*** Selected extract ***

Bourbon requires corn or at least 51% of the recipe must be made of corn. The state that produces the most corn is Iowa. Iowa has hot and humid summers and cold, frigid winters. It has a long, storied history of bootlegging. You'd think all of that would translate to the state offering some very good Bourbon.
I've had good Iowa Bourbon and I've had stuff that could be used to strip floors. To be fair, I could say the same thing about Kentucky. But, I'm not here to rehash the good and bad, I'm here to discover something new, or at least new to me, and that's Cedar Ridge Iowa Straight Bourbon.
The distillery was founded in 2005 and was the first Iowa-licensed distillery since Prohibition. It is located in Swisher and is both a distillery and winery. Jeff Quint came from a long line of farmers and he began his operation with the idea that it was time for Iowa to earn its way onto the Bourbon distilling map. Everything is done grain-to-glass, and, in 2017, the American Distilling Institute named it Distillery of the Year.

*** End of Selected extract ***
*** Entries supplied ***

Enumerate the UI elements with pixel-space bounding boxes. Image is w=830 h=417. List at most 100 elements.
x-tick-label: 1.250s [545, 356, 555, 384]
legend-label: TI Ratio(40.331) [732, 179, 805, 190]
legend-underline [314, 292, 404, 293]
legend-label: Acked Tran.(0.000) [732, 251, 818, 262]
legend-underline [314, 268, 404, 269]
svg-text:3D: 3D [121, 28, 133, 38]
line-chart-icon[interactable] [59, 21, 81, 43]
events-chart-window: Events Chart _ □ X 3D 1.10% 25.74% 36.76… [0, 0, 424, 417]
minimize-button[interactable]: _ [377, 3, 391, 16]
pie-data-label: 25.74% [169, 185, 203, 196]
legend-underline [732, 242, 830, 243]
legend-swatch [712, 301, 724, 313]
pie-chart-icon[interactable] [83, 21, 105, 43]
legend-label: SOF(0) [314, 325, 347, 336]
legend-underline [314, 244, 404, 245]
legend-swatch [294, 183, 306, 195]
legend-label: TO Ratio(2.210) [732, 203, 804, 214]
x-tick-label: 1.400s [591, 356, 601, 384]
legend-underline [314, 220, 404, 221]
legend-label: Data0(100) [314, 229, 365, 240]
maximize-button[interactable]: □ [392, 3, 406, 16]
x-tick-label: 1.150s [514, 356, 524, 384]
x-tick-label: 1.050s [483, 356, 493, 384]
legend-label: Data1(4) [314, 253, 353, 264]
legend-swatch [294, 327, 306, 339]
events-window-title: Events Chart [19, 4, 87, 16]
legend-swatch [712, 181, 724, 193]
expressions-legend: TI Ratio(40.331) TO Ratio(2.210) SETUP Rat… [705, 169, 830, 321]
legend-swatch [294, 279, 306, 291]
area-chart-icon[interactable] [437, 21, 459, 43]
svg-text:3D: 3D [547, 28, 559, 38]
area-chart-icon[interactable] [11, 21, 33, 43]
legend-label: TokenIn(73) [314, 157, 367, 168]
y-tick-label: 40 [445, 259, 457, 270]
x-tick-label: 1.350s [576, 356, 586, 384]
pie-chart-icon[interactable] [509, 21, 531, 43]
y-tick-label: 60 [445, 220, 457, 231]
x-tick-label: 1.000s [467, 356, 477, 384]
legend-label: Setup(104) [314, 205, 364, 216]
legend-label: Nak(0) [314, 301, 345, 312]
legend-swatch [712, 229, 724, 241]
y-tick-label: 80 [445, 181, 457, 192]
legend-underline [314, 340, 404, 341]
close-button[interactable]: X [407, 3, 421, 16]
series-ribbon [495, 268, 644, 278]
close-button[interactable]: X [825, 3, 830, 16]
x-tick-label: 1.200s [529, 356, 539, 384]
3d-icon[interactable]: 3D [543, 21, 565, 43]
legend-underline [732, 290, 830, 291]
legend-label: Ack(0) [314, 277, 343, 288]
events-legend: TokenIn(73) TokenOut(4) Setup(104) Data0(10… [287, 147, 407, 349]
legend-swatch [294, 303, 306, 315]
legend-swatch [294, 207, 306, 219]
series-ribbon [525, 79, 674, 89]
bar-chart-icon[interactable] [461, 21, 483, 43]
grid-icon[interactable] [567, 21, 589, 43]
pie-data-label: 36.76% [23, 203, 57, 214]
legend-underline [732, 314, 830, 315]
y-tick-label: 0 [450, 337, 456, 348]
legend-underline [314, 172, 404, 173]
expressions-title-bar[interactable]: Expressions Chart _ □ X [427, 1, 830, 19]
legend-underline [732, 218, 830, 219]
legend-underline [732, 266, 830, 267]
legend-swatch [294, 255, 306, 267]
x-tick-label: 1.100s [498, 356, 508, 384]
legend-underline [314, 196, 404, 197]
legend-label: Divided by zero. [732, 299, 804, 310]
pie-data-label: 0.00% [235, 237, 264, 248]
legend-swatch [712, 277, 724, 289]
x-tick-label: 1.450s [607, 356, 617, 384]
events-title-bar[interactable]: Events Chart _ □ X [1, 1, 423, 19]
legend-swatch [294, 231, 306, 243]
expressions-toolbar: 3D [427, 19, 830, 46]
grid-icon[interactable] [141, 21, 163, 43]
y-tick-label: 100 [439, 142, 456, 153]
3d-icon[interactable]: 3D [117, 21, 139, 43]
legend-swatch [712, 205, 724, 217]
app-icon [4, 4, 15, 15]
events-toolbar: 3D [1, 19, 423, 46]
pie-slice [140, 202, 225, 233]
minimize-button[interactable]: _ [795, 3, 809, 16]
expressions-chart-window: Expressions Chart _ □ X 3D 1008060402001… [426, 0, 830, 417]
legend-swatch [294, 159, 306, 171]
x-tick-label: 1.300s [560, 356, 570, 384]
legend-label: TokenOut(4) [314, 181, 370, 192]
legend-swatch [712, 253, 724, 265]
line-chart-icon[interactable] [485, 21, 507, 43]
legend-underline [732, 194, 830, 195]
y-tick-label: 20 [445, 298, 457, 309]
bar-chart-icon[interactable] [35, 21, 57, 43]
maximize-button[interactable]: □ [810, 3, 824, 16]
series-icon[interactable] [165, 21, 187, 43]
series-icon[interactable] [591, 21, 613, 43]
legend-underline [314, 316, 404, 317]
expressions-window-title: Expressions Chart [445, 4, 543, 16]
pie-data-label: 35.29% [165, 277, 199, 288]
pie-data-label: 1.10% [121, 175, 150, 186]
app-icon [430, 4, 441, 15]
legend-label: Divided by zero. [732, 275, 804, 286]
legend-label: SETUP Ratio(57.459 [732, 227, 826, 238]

*** End of Entries supplied ***

Problems to work on:
A - Duplicate the stretch from "The distillery was" through "of the Year." in the Cedar Ridge bourbon piece.
B - Translate this sentence from the Cedar Ridge bourbon piece into Spanish: "The distillery was founded in 2005 and was the first Iowa-licensed distillery since Prohibition."
C - Take the Cedar Ridge bourbon piece further, starting after its final sentence.

Answers given:
A -
The distillery was founded in 2005 and was the first Iowa-licensed distillery since Prohibition. It is located in Swisher and is both a distillery and winery. Jeff Quint came from a long line of farmers and he began his operation with the idea that it was time for Iowa to earn its way onto the Bourbon distilling map. Everything is done grain-to-glass, and, in 2017, the American Distilling Institute named it Distillery of the Year.

B - La destilería se fundó en 2005 y fue la primera destilería con licencia de Iowa desde la Prohibición.

C -
"Fine craftsmanship is a true reflection of Iowa’s mentality of doing the best with what nature gives them. No temperature control aging, minimal waste, and that Midwest resourcefulness put production first, favoring quality over quantity." - Cedar Ridge Distillery
The journey starts at the family farm in nearby Winthrop, where the corn is grown. That is the first 74% of the recipe. Next up is 14% malted rye. The remaining 12% is two-row malted barley. Everything is milled and distilled on-site. It is then aged for three years in new, charred oak in a naturally-aired warehouse with no temperature controls. Typically Cedar Ridge experiences about 18% loss to the angels. After being dumped, it is bottled at 86°.
You can expect to find Cedar Ridge in Iowa, North Dakota, South Dakota, Nebraska, Oklahoma, Missouri, North Carolina, Indiana, Michigan, Pennsylvania, Kentucky, Colorado, New Mexico, Illinois, Wisconsin, Texas, Minnesota, and Kansas. A 750ml bottle runs around $30.00.
I'd like to thank the folks at Cedar Ridge Distillery for providing me a sample of Batch 0438 in exchange for a no-strings-attached, honest review. Now it is time to #DrinkCurious and discover what this Bourbon is all about.
Appearance: Poured neat in my Glencairn glass, Cedar Ridge is the color of brass. It presented a thin rim, but fast, large tears fell back to the pool of liquid sunshine.
Nose: The aroma of roasted corn was difficult to miss. I also found vanilla, brown sugar, and toasted oak. When I took the vapor in my mouth, corn flowed across my tongue.
Palate: As the liquid brushed past my lips, I experienced a thick, creamy mouthfeel. Corn was at the front and joined by caramel. A fruity sensation of plum and pear hit the middle, and on the back, I tasted oak, caramel (again) and clove.
Finish: Long, lingering, and dry, flavors of corn, plum, clove, and oak created an satisfying finish.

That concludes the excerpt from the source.